↓

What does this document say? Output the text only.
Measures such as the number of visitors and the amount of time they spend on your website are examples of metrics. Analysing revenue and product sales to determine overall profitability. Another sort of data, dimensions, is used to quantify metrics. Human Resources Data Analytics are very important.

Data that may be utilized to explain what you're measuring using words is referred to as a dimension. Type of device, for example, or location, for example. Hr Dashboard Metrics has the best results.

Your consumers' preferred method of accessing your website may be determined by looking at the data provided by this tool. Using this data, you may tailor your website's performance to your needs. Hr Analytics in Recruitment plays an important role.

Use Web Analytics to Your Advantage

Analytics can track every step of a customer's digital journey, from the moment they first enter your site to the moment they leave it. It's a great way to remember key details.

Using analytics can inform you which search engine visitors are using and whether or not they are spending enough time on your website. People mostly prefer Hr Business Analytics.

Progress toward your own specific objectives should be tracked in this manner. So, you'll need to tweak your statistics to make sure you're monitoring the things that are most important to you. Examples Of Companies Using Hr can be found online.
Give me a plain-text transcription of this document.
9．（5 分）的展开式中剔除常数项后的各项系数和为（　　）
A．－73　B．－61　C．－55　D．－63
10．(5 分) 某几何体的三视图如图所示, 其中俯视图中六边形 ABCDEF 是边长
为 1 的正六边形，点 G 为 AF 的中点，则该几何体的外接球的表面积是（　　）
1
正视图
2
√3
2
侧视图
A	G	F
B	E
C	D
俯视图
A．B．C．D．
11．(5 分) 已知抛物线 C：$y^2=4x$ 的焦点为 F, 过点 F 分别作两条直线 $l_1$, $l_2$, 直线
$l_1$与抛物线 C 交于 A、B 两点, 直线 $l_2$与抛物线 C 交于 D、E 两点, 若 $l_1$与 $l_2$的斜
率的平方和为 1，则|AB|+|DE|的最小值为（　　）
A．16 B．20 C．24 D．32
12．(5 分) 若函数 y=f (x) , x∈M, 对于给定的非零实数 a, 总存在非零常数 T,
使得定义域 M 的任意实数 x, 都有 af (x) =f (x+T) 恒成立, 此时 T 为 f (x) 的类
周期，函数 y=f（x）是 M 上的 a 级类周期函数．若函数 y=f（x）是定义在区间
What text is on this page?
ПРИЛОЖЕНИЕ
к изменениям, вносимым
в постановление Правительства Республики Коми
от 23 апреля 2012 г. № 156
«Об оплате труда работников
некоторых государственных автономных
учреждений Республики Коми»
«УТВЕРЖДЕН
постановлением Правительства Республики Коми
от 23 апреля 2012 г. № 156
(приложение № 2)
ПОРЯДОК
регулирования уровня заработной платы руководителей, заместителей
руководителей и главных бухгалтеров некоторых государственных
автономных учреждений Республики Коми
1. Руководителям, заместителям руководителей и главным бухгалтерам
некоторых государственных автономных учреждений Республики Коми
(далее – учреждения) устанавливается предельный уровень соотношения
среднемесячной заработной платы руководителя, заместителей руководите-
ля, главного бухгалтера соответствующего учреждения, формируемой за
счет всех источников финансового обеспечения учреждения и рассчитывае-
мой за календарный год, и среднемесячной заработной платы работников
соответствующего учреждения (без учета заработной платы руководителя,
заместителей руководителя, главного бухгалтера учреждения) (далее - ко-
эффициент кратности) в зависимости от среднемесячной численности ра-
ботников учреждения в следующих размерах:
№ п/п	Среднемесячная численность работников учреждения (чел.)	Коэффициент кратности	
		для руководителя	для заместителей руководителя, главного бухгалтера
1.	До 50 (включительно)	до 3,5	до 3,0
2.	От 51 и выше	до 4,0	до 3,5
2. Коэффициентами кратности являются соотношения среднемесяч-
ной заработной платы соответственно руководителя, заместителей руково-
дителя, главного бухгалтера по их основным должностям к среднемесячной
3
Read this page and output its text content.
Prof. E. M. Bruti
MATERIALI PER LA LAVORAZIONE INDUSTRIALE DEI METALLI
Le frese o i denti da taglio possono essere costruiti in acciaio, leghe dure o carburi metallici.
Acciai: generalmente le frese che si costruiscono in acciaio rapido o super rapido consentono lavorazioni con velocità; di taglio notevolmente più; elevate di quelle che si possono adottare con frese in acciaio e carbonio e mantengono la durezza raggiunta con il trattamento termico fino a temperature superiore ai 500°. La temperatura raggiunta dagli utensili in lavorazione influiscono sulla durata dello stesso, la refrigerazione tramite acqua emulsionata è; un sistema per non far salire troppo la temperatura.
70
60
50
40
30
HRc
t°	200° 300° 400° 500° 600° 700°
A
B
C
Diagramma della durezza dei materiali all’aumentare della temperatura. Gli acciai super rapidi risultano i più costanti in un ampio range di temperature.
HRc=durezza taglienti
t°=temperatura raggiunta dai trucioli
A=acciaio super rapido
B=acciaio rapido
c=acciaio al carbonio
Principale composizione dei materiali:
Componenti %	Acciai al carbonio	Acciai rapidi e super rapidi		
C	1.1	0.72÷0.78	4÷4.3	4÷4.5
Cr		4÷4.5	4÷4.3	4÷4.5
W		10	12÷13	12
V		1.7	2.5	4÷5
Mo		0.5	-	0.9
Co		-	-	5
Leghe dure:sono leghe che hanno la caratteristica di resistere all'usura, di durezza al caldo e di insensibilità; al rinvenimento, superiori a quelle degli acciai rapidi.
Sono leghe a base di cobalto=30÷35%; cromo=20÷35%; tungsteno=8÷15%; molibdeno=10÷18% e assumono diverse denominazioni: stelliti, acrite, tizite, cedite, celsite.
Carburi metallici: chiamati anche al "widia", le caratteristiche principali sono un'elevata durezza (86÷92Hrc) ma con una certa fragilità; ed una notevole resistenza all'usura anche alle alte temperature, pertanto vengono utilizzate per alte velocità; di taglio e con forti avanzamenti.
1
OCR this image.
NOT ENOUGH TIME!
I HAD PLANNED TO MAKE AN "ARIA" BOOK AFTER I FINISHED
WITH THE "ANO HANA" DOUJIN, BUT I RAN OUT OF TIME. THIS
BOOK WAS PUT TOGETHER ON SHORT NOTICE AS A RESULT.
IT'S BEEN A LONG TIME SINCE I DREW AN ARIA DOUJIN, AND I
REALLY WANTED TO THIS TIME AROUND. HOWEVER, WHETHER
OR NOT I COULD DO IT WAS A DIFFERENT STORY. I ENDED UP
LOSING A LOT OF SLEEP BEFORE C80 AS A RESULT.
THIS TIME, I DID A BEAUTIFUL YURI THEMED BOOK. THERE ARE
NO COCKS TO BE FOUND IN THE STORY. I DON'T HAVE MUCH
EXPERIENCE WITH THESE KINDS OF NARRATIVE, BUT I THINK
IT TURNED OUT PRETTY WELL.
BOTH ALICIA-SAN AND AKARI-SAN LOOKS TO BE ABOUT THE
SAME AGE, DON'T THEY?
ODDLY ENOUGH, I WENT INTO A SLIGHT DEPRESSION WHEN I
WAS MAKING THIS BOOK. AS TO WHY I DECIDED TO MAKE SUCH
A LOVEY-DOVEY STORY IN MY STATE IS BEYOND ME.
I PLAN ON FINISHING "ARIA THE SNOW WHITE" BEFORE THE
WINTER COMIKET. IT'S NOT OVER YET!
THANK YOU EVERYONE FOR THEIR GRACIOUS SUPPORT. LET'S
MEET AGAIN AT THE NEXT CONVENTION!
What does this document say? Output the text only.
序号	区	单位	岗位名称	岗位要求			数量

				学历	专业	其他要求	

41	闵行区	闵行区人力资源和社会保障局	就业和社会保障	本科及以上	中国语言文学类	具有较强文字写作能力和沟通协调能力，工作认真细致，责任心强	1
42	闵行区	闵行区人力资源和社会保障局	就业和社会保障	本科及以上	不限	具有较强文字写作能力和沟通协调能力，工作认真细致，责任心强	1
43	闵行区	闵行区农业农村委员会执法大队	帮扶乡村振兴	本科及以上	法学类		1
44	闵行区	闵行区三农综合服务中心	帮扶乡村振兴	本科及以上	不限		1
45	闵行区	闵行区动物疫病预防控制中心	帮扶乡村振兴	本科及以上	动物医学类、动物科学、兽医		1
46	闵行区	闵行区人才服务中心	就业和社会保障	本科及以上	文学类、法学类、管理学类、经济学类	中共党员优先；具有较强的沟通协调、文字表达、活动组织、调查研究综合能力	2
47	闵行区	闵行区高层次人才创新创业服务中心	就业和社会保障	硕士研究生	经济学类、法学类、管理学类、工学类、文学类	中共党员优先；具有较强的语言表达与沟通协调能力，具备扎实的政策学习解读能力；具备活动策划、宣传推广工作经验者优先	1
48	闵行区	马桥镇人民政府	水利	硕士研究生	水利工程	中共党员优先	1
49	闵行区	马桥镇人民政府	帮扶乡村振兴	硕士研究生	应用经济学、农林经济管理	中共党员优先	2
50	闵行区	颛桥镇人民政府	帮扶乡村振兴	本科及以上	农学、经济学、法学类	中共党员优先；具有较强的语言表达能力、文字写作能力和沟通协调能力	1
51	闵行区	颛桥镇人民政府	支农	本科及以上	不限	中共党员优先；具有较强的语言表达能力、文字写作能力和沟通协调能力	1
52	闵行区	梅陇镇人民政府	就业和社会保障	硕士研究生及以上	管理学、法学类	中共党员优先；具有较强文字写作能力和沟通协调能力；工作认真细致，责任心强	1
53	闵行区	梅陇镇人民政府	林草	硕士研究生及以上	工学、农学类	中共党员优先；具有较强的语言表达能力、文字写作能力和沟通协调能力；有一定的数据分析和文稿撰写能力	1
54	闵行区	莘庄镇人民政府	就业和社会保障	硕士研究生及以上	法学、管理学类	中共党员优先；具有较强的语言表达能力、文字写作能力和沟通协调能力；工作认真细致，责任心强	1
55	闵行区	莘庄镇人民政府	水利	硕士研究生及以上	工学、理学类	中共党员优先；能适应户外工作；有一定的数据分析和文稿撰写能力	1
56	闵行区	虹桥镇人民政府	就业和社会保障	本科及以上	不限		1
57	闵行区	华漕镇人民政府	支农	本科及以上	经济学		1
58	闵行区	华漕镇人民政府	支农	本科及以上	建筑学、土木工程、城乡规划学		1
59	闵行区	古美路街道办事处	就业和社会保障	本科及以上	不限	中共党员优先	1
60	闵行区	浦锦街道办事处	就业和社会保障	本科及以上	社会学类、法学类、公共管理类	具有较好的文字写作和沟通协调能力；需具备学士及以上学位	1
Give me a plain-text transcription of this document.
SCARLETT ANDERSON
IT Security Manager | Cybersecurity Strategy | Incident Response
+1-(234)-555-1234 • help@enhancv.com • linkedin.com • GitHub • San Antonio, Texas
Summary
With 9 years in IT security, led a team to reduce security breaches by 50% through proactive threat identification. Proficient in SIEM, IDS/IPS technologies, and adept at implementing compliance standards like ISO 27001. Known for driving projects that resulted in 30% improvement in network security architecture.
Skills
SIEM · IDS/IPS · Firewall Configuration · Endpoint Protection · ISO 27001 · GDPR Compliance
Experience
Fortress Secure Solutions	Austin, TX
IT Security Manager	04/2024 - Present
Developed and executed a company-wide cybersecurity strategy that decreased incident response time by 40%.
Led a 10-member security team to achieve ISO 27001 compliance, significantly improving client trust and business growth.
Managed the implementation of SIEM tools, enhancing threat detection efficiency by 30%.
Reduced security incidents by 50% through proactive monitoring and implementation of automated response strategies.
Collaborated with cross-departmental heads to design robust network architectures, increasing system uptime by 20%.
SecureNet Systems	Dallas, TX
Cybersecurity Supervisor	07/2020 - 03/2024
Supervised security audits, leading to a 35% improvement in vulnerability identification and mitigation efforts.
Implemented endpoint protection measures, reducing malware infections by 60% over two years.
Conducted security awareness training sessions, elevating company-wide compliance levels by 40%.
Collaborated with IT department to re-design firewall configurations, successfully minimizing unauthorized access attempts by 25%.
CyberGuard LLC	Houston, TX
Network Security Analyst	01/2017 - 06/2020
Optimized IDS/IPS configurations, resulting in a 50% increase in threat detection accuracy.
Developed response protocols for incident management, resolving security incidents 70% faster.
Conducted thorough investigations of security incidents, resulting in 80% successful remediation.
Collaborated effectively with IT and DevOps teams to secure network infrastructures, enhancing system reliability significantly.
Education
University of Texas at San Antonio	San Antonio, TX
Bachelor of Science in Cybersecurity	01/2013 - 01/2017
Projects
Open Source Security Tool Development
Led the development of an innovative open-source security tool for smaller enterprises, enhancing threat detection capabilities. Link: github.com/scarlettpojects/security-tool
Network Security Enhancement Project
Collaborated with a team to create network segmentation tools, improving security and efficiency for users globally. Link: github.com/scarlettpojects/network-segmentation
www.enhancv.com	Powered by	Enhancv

↑

Among the entries, how many lines contain the string "руководителей"? Give the number without anything else.

3